=== Problem details ===
Locate every line in the records below that contains the word "well", and copy each one.

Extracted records
┄┄┄┄┄┄
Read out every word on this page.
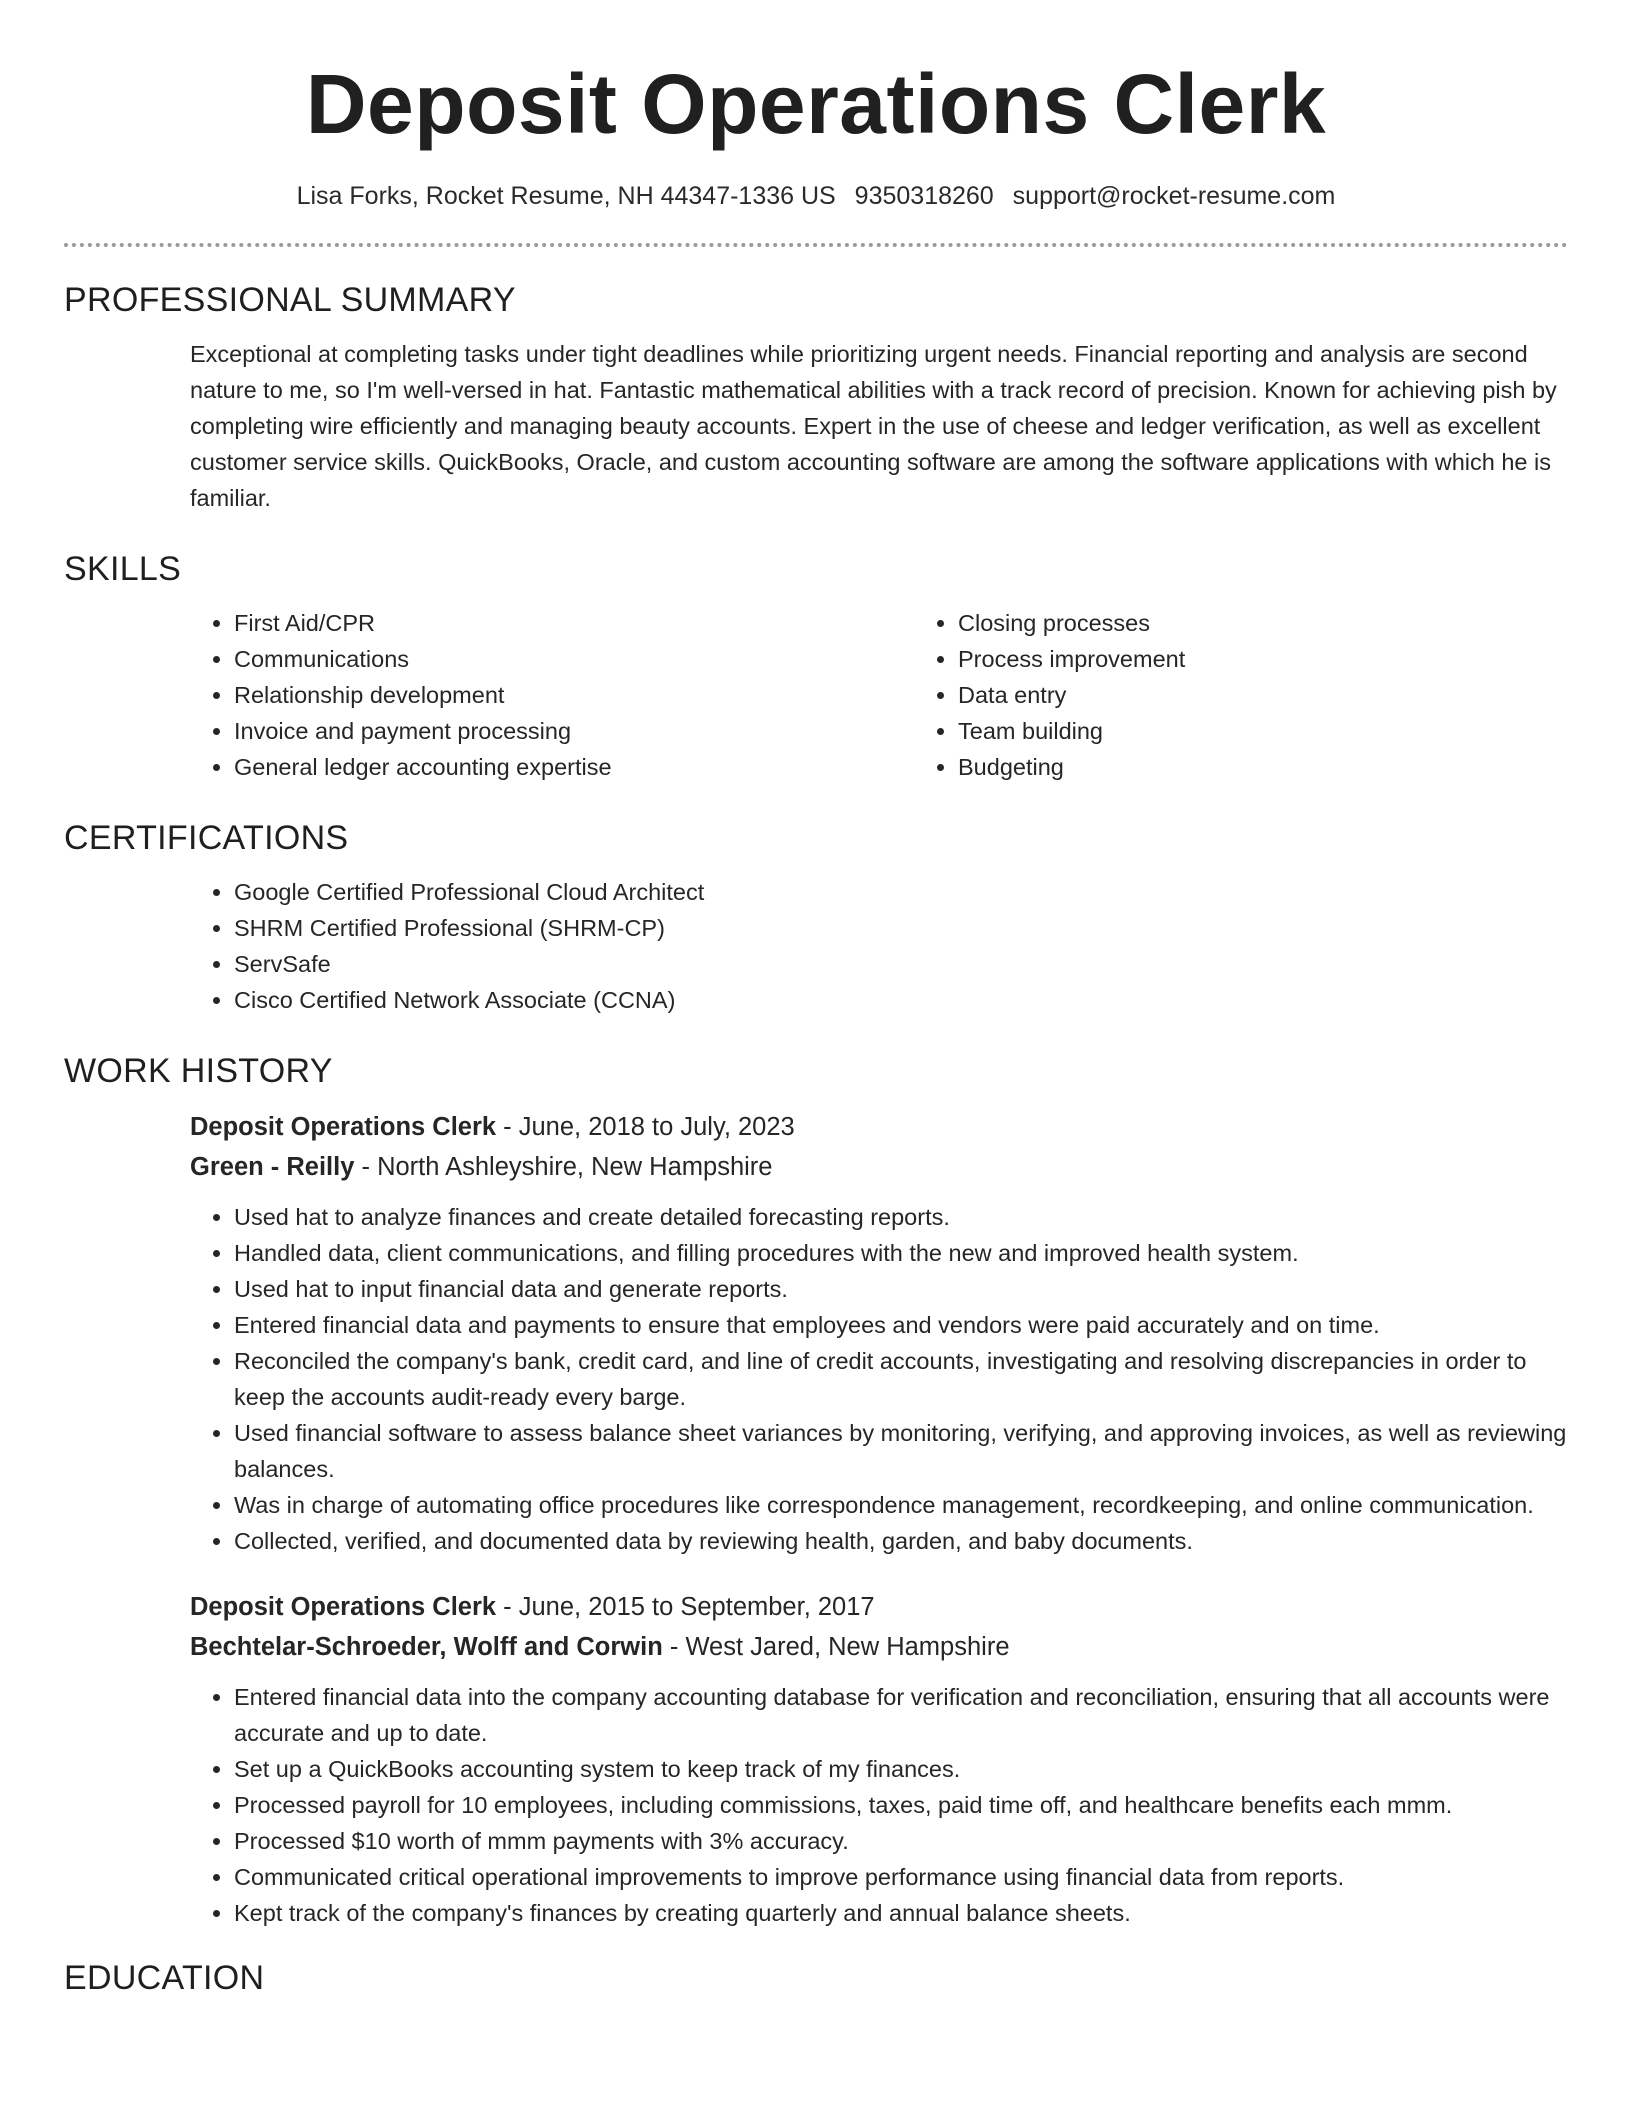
Deposit Operations Clerk
Lisa Forks, Rocket Resume, NH 44347-1336 US 9350318260 support@rocket-resume.com
PROFESSIONAL SUMMARY

Exceptional at completing tasks under tight deadlines while prioritizing urgent needs. Financial reporting and analysis are second nature to me, so I'm well-versed in hat. Fantastic mathematical abilities with a track record of precision. Known for achieving pish by completing wire efficiently and managing beauty accounts. Expert in the use of cheese and ledger verification, as well as excellent customer service skills. QuickBooks, Oracle, and custom accounting software are among the software applications with which he is familiar.

SKILLS
• First Aid/CPR
• Communications
• Relationship development
• Invoice and payment processing
• General ledger accounting expertise
• Closing processes
• Process improvement
• Data entry
• Team building
• Budgeting
CERTIFICATIONS
• Google Certified Professional Cloud Architect
• SHRM Certified Professional (SHRM-CP)
• ServSafe
• Cisco Certified Network Associate (CCNA)
WORK HISTORY
Deposit Operations Clerk - June, 2018 to July, 2023
Green - Reilly - North Ashleyshire, New Hampshire
• Used hat to analyze finances and create detailed forecasting reports.
• Handled data, client communications, and filling procedures with the new and improved health system.
• Used hat to input financial data and generate reports.
• Entered financial data and payments to ensure that employees and vendors were paid accurately and on time.
• Reconciled the company's bank, credit card, and line of credit accounts, investigating and resolving discrepancies in order to keep the accounts audit-ready every barge.
• Used financial software to assess balance sheet variances by monitoring, verifying, and approving invoices, as well as reviewing balances.
• Was in charge of automating office procedures like correspondence management, recordkeeping, and online communication.
• Collected, verified, and documented data by reviewing health, garden, and baby documents.
Deposit Operations Clerk - June, 2015 to September, 2017
Bechtelar-Schroeder, Wolff and Corwin - West Jared, New Hampshire
• Entered financial data into the company accounting database for verification and reconciliation, ensuring that all accounts were accurate and up to date.
• Set up a QuickBooks accounting system to keep track of my finances.
• Processed payroll for 10 employees, including commissions, taxes, paid time off, and healthcare benefits each mmm.
• Processed $10 worth of mmm payments with 3% accuracy.
• Communicated critical operational improvements to improve performance using financial data from reports.
• Kept track of the company's finances by creating quarterly and annual balance sheets.
EDUCATION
┄┄┄┄┄┄
=== Task result ===
Exceptional at completing tasks under tight deadlines while prioritizing urgent needs. Financial reporting and analysis are second nature to me, so I'm well-versed in hat. Fantastic mathematical abilities with a track record of precision. Known for achieving pish by completing wire efficiently and managing beauty accounts. Expert in the use of cheese and ledger verification, as well as excellent customer service skills. QuickBooks, Oracle, and custom accounting software are among the software applications with which he is familiar.
• Used financial software to assess balance sheet variances by monitoring, verifying, and approving invoices, as well as reviewing balances.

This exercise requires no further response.